Dataset items:
....................

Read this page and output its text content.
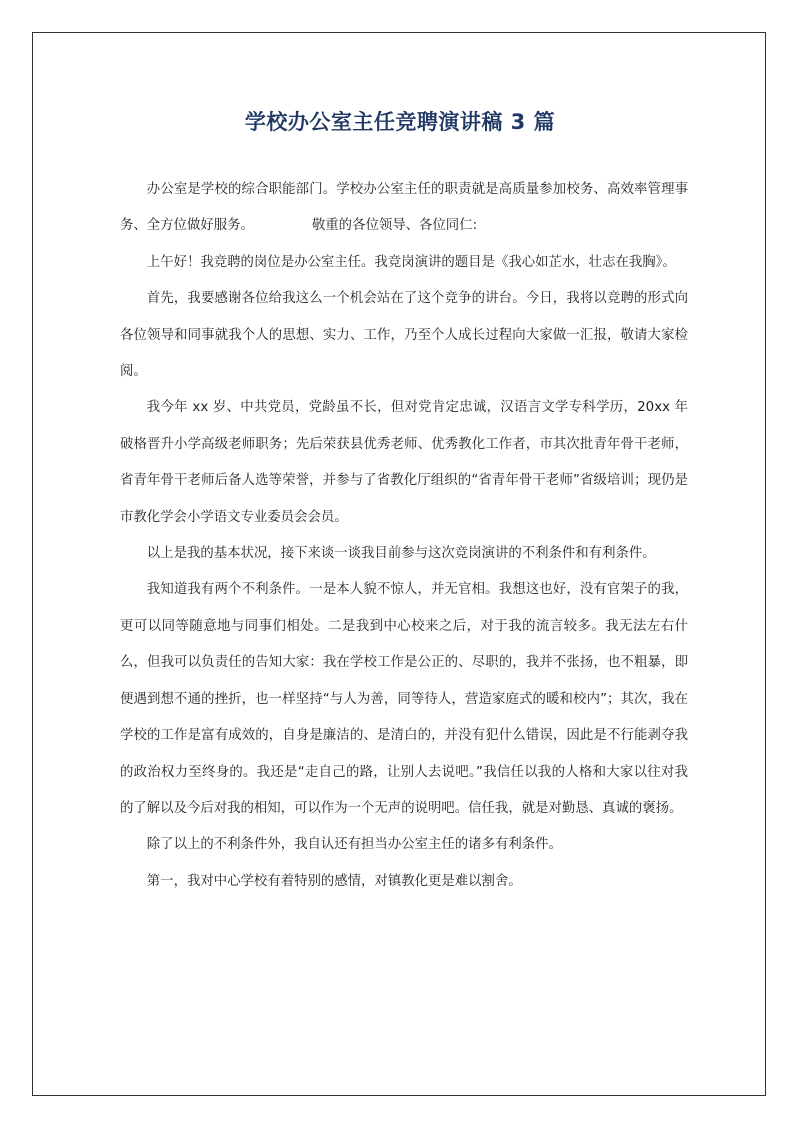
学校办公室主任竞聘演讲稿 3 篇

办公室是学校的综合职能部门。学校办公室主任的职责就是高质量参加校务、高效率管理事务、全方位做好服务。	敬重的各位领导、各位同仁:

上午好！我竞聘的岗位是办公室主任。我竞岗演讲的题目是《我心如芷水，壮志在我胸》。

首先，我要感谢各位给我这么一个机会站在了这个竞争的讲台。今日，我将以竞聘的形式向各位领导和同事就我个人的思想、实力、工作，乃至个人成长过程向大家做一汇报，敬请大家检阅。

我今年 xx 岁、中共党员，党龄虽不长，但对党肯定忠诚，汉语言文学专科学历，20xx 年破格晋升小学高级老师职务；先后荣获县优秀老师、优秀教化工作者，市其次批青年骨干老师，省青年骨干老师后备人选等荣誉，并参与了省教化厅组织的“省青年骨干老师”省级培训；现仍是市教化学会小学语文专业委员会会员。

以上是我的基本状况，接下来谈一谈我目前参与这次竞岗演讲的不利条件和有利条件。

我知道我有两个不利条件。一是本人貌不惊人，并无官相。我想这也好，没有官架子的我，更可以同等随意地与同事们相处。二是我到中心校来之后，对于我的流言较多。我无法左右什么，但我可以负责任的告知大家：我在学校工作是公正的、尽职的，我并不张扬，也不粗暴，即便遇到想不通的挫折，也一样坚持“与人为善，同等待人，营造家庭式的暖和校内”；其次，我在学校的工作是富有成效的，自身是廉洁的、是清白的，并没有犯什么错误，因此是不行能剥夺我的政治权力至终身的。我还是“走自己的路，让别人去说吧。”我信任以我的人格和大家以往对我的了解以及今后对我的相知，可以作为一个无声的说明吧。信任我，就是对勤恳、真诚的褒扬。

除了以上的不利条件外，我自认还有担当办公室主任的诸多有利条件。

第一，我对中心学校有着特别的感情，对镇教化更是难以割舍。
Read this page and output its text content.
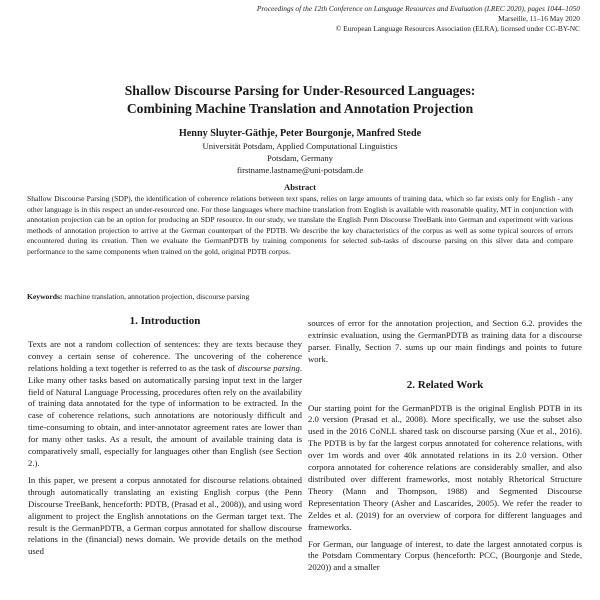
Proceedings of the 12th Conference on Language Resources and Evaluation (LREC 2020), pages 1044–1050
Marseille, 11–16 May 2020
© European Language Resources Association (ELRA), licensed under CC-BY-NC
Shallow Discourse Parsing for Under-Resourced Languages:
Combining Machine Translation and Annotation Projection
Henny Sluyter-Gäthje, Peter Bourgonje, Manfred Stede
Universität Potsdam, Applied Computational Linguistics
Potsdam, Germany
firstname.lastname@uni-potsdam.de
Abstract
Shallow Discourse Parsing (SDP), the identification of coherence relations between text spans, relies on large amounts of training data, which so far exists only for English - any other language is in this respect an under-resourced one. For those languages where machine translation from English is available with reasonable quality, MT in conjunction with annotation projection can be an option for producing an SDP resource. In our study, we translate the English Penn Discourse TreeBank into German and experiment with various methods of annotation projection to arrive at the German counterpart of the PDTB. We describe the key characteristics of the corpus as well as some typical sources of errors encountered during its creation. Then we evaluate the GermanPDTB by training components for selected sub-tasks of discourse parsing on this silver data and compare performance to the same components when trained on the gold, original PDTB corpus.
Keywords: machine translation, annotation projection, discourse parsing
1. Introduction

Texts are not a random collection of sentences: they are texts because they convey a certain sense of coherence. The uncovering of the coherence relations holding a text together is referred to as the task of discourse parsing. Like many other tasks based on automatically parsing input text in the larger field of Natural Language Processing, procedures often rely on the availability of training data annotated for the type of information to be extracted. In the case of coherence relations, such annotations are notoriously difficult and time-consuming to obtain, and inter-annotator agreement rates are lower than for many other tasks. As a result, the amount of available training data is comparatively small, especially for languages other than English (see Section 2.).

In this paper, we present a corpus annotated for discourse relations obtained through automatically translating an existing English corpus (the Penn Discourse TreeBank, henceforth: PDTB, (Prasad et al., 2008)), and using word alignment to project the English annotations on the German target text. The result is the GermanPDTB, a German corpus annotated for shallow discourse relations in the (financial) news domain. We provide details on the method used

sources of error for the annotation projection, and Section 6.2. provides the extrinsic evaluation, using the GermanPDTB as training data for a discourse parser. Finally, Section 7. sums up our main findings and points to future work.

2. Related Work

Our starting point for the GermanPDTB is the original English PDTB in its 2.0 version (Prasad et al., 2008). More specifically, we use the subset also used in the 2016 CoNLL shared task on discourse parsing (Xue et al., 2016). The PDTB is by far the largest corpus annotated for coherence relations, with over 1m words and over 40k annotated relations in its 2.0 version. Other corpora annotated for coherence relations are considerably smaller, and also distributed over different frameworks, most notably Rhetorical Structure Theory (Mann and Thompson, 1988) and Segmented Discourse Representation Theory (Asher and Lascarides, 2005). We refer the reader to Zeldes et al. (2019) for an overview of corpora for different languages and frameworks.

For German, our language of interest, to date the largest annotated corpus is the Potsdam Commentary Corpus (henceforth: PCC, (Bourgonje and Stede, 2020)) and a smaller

....................

List the lines of the entries that include "using".

Solution for this exercise:
In this paper, we present a corpus annotated for discourse relations obtained through automatically translating an existing English corpus (the Penn Discourse TreeBank, henceforth: PDTB, (Prasad et al., 2008)), and using word alignment to project the English annotations on the German target text. The result is the GermanPDTB, a German corpus annotated for shallow discourse relations in the (financial) news domain. We provide details on the method used
sources of error for the annotation projection, and Section 6.2. provides the extrinsic evaluation, using the GermanPDTB as training data for a discourse parser. Finally, Section 7. sums up our main findings and points to future work.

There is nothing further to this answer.